As a young adult, I have sabotaged friendship after friendship through awkwardness, prolonged silences, and mistrust. It feels like nothing short of a miracle that some friendships have endured anyway.

When my marriage ended in a clusterfuck that undermined some of my closest friendships, I woke up to how poorly I had been tending those friendships. I not only had failed to call or write, but had been unwilling or unable to trust my friends with the emotional depth and candidness that they deserved — and I needed.

After 25 years of deluding myself with an illusion of self-sufficiency, I realized I need my friends. Haltingly and heartwarmingly, I discovered that they were there for me. As I’ve spent the last three months alone and adrift between homes, I feel like I’ve been learning friendship for the first time.

This wretched summer, my friends have casually done a million tiny and enormous things for which I am grateful.

I’m grateful for the friends who picked me up from my apartment, picked me up from the train station, and picked up my grocery bills. I’m grateful for those who’ve installed me on their couches and made their houses my homes. I’m grateful to friends for taking me out, and for staying in and watching tv with me when I wanted to hide from the city. I’m grateful for when they fed me and when they trusted me to take care of myself. I’m grateful for the friends who have reached out to me every week, or at times even every day, just to say hello. And for those who’ve reached out to me for the first time in months, or even years, like it’s no big thing. I’m grateful for those who’ve shared their problems with me so I wouldn’t have to think about my own, for those who’ve made it easy for me to talk about my troubles, and for those who haven’t pressed me to explain. I’m grateful to my friends who have forgiven me my failures and to those who’ve accepted my forgiveness for the same. I’m grateful for the friends who laugh at me in a way that lets me know they know me. I’m grateful for the friends who include me in their lives, giving me things to do and places to be.

Every one of these gifts has been more than I ever expected. Above and beyond what I ever imagined I would deserve, what I imagined my embarrassingly malnourished friendships could be. Knowing how noncommittal and undependable a friend I have often been, it is difficult to accept these kindnesses. I’m awed by them. It’s hard not to feel like I’m imposing, like even the smallest attention to my needs from another person is too much to accept.

But I’m learning that the sandwich means “I love you.” I’m learning to stop saying “I’m sorry” and just say “thank you.” I’m learning that accepting help is a way of trusting and honoring my friends. It’s a way of being strong, not something for which I should be ashamed.

Many of my friendships are still in woeful disrepair. I have a list as long as my arm of people I should have called or written, like, yesterday. Friendship is a skill, and I’m bad at it. But friendship is a skill, and I can get better at it. I’m starting by making the choice to trust — and so much of this does come down to trust — that the foundations are solid. We’ll figure it out.

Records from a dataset
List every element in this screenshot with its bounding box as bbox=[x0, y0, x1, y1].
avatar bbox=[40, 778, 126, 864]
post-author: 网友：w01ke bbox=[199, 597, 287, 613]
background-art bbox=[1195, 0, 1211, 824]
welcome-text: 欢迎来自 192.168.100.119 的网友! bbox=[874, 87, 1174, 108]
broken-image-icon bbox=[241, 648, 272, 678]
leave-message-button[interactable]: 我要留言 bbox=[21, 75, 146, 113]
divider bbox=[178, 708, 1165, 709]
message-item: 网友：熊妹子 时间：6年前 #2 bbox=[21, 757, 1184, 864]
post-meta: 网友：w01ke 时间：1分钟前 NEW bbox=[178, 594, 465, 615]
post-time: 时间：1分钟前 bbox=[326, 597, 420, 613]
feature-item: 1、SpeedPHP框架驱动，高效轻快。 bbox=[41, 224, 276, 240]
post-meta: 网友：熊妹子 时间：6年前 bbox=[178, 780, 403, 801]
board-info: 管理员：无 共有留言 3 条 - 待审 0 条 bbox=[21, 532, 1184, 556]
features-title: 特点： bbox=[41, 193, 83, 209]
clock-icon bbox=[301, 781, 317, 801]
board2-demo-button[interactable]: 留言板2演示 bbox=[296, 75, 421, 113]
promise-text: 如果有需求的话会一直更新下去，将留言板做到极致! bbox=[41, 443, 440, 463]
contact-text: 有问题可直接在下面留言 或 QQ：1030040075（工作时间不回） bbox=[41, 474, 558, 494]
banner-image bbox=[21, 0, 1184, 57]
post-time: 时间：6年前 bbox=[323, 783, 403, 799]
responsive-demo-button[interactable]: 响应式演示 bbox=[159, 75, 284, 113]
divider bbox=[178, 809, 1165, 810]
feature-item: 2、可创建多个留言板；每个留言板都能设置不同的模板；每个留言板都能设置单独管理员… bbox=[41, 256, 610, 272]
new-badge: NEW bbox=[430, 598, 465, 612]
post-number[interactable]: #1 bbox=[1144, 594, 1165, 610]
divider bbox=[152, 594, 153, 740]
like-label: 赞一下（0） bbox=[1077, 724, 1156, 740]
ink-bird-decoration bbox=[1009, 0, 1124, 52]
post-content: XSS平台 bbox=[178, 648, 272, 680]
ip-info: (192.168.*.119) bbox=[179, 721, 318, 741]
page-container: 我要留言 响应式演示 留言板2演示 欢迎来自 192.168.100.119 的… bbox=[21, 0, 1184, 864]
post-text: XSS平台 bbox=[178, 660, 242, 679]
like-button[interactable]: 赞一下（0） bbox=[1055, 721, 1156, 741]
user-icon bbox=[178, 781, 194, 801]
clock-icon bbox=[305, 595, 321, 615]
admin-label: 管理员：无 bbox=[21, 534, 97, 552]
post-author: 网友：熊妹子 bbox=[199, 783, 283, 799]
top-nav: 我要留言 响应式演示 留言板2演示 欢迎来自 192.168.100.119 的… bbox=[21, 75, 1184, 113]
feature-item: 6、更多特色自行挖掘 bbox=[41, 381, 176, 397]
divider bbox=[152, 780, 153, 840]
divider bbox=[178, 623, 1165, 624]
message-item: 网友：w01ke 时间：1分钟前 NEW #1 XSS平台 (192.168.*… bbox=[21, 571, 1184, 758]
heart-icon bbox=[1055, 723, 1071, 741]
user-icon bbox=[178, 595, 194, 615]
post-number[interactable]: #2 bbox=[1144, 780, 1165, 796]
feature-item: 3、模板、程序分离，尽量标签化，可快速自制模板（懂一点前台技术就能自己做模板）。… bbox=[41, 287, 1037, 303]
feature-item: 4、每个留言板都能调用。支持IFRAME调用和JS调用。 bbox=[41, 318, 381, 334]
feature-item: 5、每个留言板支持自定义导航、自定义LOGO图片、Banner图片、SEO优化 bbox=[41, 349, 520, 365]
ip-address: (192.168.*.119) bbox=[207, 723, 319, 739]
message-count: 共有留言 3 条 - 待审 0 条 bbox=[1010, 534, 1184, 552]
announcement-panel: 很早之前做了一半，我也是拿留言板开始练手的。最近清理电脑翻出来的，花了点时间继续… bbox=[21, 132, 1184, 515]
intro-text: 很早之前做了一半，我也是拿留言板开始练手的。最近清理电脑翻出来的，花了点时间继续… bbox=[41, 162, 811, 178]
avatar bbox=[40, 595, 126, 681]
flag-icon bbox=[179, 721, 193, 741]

Exercise objective
From the essay on friendship, extract the passage starting with "Many of my friendships" and going on through "figure it out.". The material above stands apart from the essay on friendship.

Expected answer
Many of my friendships are still in woeful disrepair. I have a list as long as my arm of people I should have called or written, like, yesterday. Friendship is a skill, and I’m bad at it. But friendship is a skill, and I can get better at it. I’m starting by making the choice to trust — and so much of this does come down to trust — that the foundations are solid. We’ll figure it out.